Required work: In the entries below, count every line with the string "JSON". State the count and nothing else.
** begin **
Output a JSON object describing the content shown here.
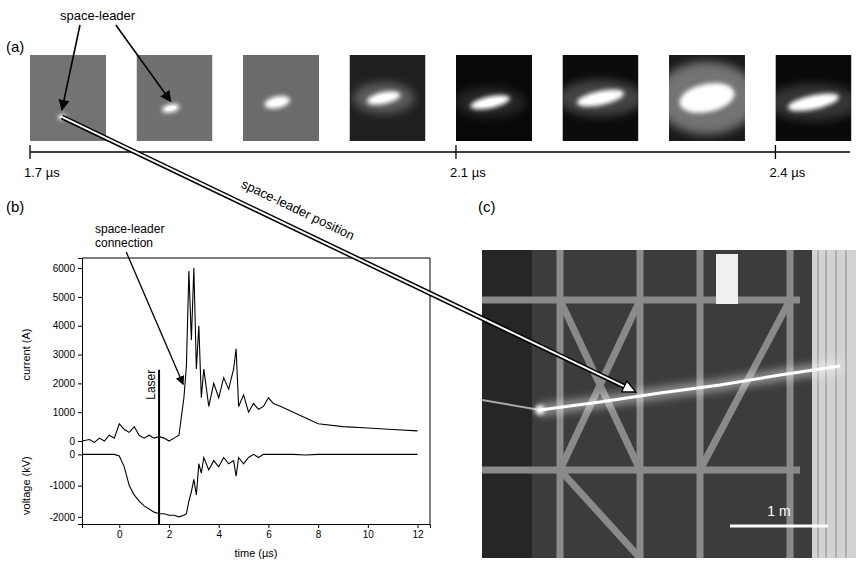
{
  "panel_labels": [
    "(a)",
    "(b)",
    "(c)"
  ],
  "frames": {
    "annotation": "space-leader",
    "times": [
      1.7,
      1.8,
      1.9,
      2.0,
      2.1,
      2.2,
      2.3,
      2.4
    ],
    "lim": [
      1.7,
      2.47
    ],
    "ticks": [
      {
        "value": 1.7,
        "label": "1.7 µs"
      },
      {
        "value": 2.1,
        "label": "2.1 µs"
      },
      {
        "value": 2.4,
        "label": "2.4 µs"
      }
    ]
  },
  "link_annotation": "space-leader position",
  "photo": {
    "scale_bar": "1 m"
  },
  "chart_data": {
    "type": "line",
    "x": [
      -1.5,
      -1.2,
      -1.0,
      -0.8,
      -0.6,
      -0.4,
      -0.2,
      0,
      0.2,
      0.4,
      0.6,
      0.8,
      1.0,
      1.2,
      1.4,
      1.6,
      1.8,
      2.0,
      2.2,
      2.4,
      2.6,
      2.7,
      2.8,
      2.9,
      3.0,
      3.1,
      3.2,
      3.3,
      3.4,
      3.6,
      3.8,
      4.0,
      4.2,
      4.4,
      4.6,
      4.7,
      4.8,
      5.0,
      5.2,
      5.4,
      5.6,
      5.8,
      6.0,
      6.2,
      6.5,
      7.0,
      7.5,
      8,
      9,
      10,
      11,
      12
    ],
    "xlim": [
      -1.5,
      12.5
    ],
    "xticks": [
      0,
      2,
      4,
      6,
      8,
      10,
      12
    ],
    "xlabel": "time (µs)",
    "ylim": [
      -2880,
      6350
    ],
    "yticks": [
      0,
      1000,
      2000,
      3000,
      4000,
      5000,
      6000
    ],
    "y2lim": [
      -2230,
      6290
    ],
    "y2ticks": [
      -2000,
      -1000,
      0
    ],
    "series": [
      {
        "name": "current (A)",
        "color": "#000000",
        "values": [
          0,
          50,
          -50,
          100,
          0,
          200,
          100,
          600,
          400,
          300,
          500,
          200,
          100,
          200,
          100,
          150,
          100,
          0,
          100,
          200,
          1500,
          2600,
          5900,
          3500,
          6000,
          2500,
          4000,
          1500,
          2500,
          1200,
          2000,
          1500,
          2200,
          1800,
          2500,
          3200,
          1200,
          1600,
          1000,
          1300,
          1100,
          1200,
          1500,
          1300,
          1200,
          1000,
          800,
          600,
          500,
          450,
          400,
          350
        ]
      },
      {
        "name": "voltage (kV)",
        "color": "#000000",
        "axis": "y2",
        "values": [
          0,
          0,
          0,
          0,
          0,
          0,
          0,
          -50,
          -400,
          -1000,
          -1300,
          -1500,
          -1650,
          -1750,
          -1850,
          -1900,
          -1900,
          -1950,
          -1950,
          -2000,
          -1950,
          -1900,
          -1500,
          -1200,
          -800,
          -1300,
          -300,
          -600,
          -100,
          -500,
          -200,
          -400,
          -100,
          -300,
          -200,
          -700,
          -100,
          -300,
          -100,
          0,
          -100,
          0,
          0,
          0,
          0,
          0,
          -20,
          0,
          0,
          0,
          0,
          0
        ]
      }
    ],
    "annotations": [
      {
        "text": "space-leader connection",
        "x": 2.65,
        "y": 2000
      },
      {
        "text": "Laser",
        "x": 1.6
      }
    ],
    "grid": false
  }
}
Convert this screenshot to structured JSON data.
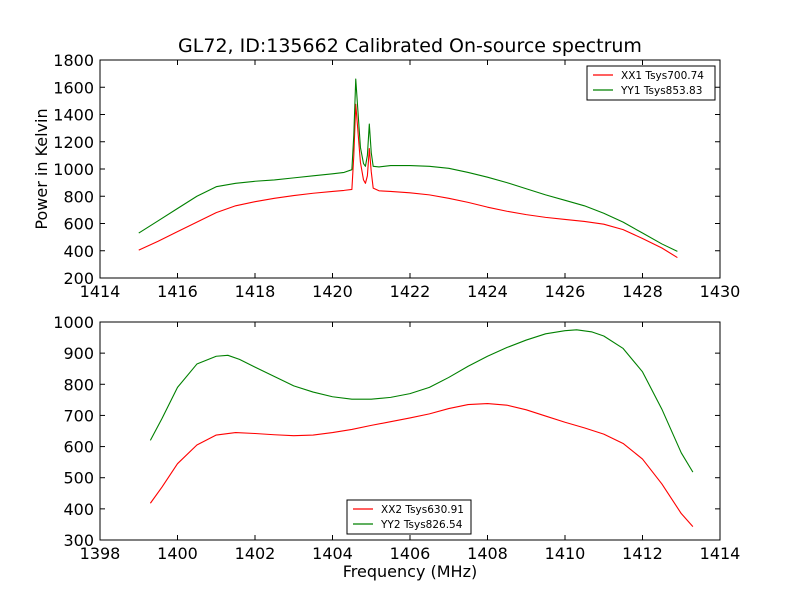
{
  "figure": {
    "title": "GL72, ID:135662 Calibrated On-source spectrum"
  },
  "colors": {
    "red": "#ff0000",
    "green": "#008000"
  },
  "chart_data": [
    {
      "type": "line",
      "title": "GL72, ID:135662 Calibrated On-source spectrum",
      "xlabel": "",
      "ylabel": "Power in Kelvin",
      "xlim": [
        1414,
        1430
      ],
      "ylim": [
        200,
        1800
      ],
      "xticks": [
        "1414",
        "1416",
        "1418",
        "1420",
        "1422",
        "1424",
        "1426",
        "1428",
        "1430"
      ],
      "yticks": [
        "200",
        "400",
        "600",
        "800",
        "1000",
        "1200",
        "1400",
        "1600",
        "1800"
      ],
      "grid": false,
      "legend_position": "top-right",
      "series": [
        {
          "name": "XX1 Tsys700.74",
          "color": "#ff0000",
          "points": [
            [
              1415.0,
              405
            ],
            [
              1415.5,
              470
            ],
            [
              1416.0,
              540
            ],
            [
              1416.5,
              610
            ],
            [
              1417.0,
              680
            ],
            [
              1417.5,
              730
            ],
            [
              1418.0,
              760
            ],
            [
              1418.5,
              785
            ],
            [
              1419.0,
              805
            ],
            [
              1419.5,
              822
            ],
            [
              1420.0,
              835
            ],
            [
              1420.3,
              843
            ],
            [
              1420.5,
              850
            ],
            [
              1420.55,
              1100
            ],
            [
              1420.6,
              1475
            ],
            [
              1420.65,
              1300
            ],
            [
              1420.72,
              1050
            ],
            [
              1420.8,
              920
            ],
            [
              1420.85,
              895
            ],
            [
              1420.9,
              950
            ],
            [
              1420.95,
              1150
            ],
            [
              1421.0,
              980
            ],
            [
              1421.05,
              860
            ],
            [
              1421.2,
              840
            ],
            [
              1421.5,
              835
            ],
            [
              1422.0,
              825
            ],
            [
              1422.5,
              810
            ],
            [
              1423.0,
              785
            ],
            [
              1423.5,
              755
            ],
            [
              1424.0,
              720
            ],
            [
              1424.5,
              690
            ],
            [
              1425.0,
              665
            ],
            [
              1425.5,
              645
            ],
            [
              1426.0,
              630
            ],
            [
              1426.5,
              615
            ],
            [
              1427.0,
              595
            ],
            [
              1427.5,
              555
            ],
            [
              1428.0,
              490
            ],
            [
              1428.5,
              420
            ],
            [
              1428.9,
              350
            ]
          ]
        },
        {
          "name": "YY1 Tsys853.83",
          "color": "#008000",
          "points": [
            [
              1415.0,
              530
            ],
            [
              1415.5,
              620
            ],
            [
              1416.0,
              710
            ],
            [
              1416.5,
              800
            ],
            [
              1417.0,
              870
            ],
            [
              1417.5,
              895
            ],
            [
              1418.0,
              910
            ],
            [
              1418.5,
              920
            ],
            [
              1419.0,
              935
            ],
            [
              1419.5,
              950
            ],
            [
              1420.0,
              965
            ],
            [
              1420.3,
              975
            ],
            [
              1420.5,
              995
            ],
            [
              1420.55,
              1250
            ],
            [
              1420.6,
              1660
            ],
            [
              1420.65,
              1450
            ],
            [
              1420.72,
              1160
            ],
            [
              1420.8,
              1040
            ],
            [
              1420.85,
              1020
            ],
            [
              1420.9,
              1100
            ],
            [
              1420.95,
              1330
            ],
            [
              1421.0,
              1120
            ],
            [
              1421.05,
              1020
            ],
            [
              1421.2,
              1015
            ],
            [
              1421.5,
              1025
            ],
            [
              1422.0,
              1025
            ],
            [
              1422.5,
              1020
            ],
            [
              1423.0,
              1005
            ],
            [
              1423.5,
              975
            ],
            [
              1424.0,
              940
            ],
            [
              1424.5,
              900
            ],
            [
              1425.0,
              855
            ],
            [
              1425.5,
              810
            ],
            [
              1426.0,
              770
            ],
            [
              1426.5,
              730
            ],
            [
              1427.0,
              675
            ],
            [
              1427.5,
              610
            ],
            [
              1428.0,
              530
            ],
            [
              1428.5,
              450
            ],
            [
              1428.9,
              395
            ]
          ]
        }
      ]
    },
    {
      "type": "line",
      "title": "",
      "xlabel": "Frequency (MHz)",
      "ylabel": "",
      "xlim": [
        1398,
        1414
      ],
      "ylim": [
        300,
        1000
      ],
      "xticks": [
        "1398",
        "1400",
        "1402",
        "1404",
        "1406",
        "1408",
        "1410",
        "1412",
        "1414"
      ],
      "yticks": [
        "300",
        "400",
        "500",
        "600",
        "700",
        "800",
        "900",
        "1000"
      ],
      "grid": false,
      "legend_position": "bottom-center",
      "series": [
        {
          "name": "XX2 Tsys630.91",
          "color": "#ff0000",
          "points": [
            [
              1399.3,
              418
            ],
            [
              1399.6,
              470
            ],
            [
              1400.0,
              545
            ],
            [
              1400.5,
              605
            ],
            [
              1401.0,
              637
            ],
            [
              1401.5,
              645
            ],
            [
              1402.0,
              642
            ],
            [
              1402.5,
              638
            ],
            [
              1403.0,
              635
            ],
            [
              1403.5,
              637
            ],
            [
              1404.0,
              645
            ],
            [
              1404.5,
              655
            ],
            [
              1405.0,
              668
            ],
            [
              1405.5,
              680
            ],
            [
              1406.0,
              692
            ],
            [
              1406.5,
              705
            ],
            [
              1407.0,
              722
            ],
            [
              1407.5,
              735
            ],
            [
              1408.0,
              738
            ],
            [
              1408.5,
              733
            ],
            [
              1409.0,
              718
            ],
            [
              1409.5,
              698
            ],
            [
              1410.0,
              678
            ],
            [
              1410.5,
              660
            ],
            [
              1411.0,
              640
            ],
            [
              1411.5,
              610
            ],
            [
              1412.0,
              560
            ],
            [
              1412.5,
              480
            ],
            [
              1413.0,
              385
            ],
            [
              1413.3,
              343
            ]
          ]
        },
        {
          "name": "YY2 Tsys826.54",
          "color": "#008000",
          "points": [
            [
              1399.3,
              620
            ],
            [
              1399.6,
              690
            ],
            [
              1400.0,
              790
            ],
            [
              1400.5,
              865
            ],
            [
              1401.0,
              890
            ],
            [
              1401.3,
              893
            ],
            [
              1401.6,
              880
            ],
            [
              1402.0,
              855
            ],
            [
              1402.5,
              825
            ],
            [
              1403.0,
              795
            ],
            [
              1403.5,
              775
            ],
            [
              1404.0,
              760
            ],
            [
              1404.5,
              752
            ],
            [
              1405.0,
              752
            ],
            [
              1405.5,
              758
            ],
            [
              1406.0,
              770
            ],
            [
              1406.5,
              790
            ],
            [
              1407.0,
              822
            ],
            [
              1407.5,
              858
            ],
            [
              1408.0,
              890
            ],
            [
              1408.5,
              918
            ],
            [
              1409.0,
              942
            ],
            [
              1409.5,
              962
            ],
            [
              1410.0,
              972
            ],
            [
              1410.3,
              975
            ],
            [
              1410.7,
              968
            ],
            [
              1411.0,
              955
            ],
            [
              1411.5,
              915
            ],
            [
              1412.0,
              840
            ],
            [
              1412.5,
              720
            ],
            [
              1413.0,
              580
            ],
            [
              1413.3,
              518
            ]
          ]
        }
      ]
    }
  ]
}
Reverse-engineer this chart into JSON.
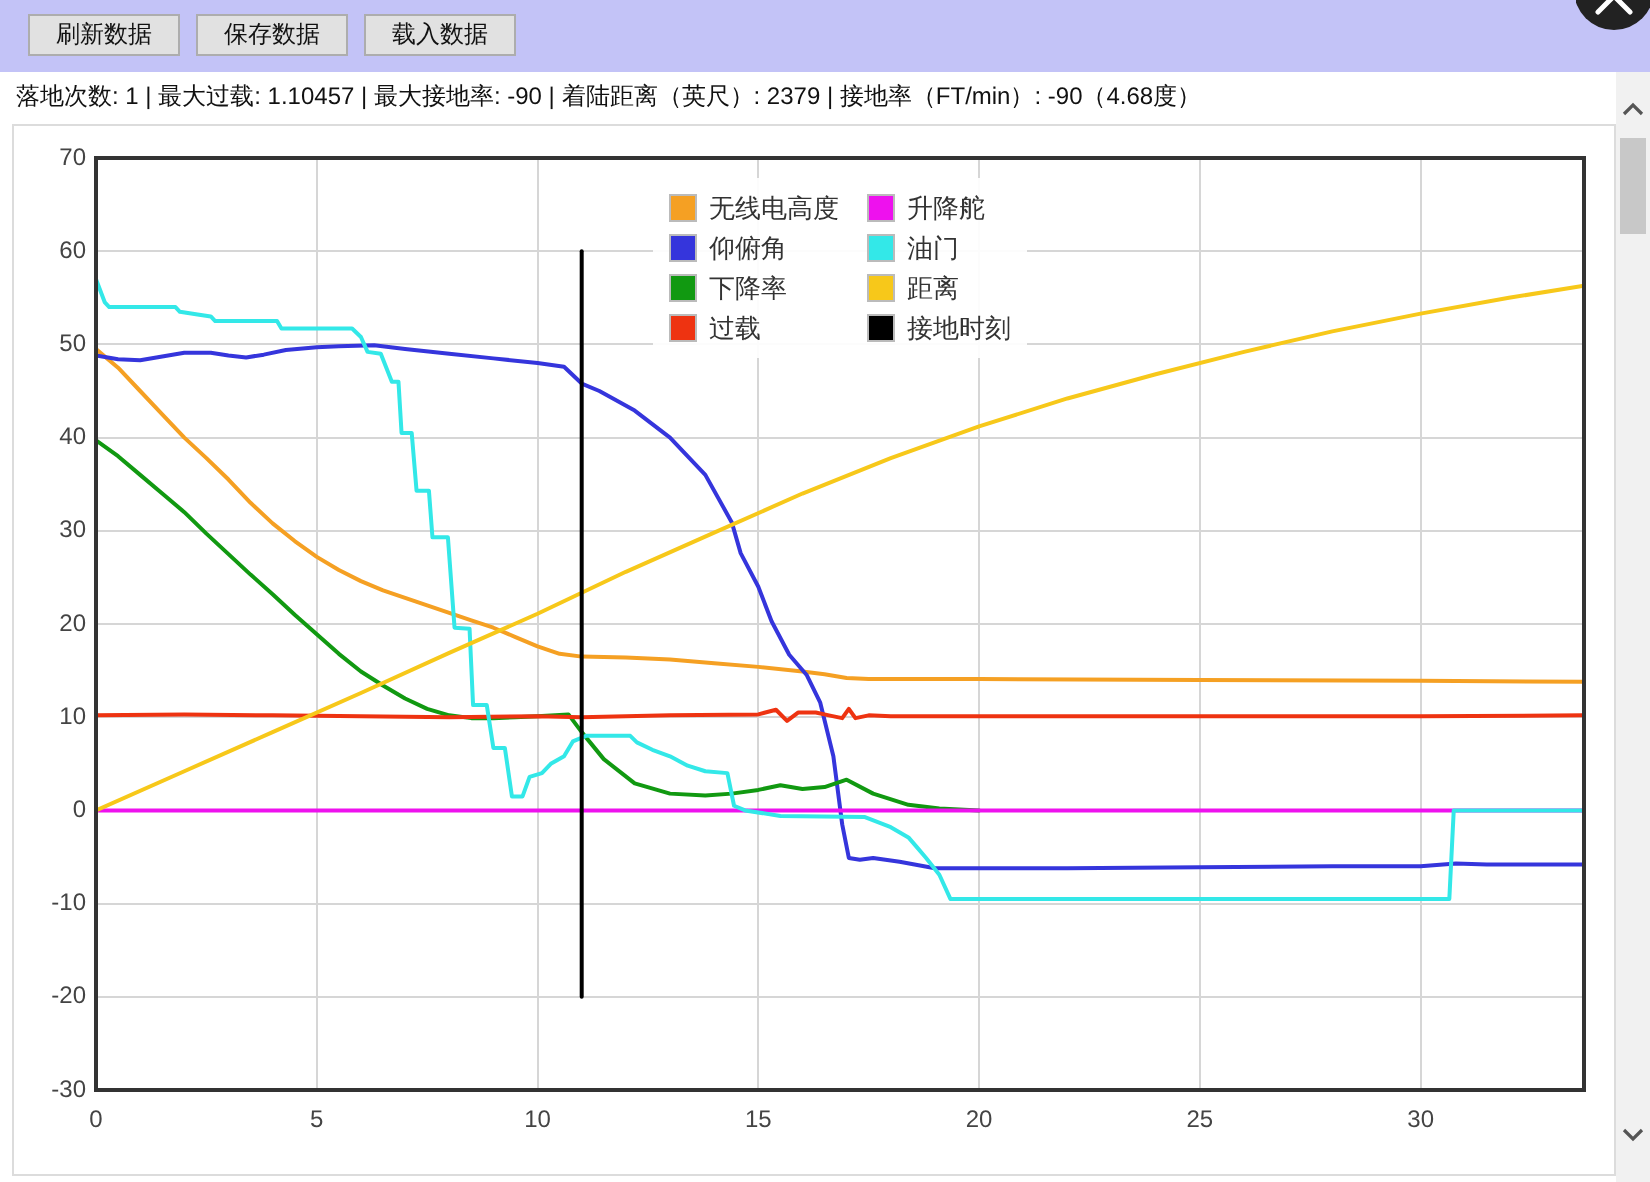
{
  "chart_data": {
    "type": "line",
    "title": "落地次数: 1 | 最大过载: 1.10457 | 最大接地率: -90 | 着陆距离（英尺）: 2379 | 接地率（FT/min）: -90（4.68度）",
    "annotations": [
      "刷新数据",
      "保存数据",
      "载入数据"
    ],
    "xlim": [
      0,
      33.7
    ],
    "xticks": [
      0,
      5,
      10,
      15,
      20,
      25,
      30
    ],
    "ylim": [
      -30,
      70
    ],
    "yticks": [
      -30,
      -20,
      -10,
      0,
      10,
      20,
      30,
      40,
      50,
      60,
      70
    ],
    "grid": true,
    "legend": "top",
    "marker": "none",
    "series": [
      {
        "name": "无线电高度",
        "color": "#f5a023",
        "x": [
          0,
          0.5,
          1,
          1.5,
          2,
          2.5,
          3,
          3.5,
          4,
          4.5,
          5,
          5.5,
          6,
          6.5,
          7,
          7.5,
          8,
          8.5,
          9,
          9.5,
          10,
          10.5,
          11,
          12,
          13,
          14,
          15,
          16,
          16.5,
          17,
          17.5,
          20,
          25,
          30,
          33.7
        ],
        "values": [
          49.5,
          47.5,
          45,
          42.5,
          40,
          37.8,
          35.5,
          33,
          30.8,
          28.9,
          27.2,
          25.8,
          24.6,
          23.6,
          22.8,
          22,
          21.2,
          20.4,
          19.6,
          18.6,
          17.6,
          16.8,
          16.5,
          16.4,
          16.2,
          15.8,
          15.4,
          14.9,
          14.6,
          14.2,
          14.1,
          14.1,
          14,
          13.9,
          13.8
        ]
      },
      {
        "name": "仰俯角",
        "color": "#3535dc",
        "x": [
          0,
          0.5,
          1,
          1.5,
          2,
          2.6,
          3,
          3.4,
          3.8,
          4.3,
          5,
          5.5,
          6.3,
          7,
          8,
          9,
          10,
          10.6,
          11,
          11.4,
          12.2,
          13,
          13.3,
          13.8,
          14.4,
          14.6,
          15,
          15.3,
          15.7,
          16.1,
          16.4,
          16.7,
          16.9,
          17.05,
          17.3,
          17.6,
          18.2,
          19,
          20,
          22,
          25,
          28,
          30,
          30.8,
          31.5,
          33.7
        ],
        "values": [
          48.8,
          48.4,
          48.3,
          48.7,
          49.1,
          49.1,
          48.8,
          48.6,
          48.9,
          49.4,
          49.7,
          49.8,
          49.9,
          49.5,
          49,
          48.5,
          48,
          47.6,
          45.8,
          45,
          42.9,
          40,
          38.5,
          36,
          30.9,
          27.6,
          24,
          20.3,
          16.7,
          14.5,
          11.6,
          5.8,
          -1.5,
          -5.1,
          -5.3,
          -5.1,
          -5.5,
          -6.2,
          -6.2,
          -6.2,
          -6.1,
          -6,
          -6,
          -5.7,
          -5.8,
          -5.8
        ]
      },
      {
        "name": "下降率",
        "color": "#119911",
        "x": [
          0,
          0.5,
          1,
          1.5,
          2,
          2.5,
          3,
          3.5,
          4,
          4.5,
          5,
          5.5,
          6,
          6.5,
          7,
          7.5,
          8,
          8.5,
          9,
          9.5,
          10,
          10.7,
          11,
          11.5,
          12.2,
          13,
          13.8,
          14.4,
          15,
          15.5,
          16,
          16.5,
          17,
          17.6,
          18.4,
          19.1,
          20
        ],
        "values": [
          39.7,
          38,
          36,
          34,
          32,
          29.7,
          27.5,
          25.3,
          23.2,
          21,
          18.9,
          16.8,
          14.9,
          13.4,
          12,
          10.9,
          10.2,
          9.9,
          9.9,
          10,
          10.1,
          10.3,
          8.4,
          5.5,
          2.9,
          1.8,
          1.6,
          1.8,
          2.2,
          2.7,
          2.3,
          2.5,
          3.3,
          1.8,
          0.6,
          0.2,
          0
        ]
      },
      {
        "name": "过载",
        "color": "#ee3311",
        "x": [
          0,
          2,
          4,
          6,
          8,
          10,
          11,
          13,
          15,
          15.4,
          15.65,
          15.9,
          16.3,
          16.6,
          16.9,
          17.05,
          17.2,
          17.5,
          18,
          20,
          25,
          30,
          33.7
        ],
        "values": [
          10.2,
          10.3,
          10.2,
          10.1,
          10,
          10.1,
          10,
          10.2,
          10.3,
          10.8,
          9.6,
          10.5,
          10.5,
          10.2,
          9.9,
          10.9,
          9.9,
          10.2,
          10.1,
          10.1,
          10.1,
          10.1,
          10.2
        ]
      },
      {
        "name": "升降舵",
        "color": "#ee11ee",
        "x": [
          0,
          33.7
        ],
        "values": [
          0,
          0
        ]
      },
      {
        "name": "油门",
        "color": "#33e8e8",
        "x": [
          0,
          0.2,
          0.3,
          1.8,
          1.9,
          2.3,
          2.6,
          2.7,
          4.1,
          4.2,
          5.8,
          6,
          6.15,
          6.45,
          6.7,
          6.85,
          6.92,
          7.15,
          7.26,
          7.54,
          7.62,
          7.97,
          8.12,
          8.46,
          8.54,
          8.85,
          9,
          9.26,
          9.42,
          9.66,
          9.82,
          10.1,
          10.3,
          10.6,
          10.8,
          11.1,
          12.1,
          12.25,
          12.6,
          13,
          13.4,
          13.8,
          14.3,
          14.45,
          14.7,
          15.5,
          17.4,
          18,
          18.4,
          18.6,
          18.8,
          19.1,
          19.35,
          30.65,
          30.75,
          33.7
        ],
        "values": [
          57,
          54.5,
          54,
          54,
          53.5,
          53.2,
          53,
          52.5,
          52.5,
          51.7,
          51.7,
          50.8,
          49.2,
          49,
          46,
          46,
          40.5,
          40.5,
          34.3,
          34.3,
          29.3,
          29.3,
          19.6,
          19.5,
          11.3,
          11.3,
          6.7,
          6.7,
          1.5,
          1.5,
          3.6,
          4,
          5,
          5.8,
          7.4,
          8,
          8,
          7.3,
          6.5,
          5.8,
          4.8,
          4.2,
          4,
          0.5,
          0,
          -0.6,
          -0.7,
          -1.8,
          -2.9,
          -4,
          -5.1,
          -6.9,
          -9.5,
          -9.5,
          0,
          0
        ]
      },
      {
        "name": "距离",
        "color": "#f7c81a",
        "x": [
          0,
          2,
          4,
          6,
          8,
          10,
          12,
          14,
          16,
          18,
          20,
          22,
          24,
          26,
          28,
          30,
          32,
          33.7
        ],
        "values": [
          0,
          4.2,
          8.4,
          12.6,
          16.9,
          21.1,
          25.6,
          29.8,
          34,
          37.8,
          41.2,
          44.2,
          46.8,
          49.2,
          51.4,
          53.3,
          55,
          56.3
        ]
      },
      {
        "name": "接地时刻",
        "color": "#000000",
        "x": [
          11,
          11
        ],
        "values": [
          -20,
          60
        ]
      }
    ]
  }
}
** end **
Exercise response: 3